__Problem description__.
Nothing in the data should be left out, so repeat it all exactly.

Excerpts from a dataset:
==================================================
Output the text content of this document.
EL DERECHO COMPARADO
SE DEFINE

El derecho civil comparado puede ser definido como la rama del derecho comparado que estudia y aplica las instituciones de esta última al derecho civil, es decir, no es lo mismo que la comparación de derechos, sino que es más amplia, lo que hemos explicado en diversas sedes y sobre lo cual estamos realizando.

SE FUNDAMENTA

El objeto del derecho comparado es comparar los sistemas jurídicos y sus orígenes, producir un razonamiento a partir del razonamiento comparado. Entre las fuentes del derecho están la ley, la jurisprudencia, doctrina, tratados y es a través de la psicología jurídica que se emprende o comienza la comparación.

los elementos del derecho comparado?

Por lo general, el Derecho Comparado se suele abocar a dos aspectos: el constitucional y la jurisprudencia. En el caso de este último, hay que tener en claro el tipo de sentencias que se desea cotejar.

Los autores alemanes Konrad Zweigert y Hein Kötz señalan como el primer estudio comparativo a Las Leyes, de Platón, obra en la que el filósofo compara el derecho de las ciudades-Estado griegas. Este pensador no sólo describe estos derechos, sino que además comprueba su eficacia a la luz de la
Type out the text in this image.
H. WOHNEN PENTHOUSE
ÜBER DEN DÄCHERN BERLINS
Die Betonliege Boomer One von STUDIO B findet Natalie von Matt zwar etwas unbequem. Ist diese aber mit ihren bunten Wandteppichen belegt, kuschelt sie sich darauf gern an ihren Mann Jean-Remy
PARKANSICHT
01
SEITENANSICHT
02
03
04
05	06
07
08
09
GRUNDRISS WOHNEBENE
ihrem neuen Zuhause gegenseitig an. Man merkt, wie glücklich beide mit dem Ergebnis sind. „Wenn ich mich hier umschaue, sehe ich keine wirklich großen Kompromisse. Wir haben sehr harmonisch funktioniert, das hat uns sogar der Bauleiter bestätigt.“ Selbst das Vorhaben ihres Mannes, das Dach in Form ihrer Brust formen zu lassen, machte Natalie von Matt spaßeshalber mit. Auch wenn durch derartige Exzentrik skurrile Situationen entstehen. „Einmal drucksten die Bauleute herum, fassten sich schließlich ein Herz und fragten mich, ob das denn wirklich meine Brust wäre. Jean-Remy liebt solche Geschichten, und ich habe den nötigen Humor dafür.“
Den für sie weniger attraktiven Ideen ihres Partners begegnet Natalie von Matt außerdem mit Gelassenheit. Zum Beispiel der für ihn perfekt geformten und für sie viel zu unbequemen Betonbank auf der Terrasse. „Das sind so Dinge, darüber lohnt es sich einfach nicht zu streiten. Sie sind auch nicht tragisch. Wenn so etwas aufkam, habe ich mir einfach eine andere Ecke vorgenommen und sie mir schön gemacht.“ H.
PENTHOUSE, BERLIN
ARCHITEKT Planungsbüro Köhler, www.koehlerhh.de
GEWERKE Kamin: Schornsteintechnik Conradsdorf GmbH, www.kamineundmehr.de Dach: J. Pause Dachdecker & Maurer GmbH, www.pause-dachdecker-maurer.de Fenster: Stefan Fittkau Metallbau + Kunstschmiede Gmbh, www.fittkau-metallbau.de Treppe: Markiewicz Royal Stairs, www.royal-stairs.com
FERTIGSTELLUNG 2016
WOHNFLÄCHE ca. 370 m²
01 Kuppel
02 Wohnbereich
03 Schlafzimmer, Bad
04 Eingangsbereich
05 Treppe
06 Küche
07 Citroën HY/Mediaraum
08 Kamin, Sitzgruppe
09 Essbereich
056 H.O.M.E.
==================================================
__Answer box__.
Output the text content of this document.
EL DERECHO COMPARADO
SE DEFINE

El derecho civil comparado puede ser definido como la rama del derecho comparado que estudia y aplica las instituciones de esta última al derecho civil, es decir, no es lo mismo que la comparación de derechos, sino que es más amplia, lo que hemos explicado en diversas sedes y sobre lo cual estamos realizando.

SE FUNDAMENTA

El objeto del derecho comparado es comparar los sistemas jurídicos y sus orígenes, producir un razonamiento a partir del razonamiento comparado. Entre las fuentes del derecho están la ley, la jurisprudencia, doctrina, tratados y es a través de la psicología jurídica que se emprende o comienza la comparación.

los elementos del derecho comparado?

Por lo general, el Derecho Comparado se suele abocar a dos aspectos: el constitucional y la jurisprudencia. En el caso de este último, hay que tener en claro el tipo de sentencias que se desea cotejar.

Los autores alemanes Konrad Zweigert y Hein Kötz señalan como el primer estudio comparativo a Las Leyes, de Platón, obra en la que el filósofo compara el derecho de las ciudades-Estado griegas. Este pensador no sólo describe estos derechos, sino que además comprueba su eficacia a la luz de la
Type out the text in this image.
H. WOHNEN PENTHOUSE
ÜBER DEN DÄCHERN BERLINS
Die Betonliege Boomer One von STUDIO B findet Natalie von Matt zwar etwas unbequem. Ist diese aber mit ihren bunten Wandteppichen belegt, kuschelt sie sich darauf gern an ihren Mann Jean-Remy
PARKANSICHT
01
SEITENANSICHT
02
03
04
05	06
07
08
09
GRUNDRISS WOHNEBENE
ihrem neuen Zuhause gegenseitig an. Man merkt, wie glücklich beide mit dem Ergebnis sind. „Wenn ich mich hier umschaue, sehe ich keine wirklich großen Kompromisse. Wir haben sehr harmonisch funktioniert, das hat uns sogar der Bauleiter bestätigt.“ Selbst das Vorhaben ihres Mannes, das Dach in Form ihrer Brust formen zu lassen, machte Natalie von Matt spaßeshalber mit. Auch wenn durch derartige Exzentrik skurrile Situationen entstehen. „Einmal drucksten die Bauleute herum, fassten sich schließlich ein Herz und fragten mich, ob das denn wirklich meine Brust wäre. Jean-Remy liebt solche Geschichten, und ich habe den nötigen Humor dafür.“
Den für sie weniger attraktiven Ideen ihres Partners begegnet Natalie von Matt außerdem mit Gelassenheit. Zum Beispiel der für ihn perfekt geformten und für sie viel zu unbequemen Betonbank auf der Terrasse. „Das sind so Dinge, darüber lohnt es sich einfach nicht zu streiten. Sie sind auch nicht tragisch. Wenn so etwas aufkam, habe ich mir einfach eine andere Ecke vorgenommen und sie mir schön gemacht.“ H.
PENTHOUSE, BERLIN
ARCHITEKT Planungsbüro Köhler, www.koehlerhh.de
GEWERKE Kamin: Schornsteintechnik Conradsdorf GmbH, www.kamineundmehr.de Dach: J. Pause Dachdecker & Maurer GmbH, www.pause-dachdecker-maurer.de Fenster: Stefan Fittkau Metallbau + Kunstschmiede Gmbh, www.fittkau-metallbau.de Treppe: Markiewicz Royal Stairs, www.royal-stairs.com
FERTIGSTELLUNG 2016
WOHNFLÄCHE ca. 370 m²
01 Kuppel
02 Wohnbereich
03 Schlafzimmer, Bad
04 Eingangsbereich
05 Treppe
06 Küche
07 Citroën HY/Mediaraum
08 Kamin, Sitzgruppe
09 Essbereich
056 H.O.M.E.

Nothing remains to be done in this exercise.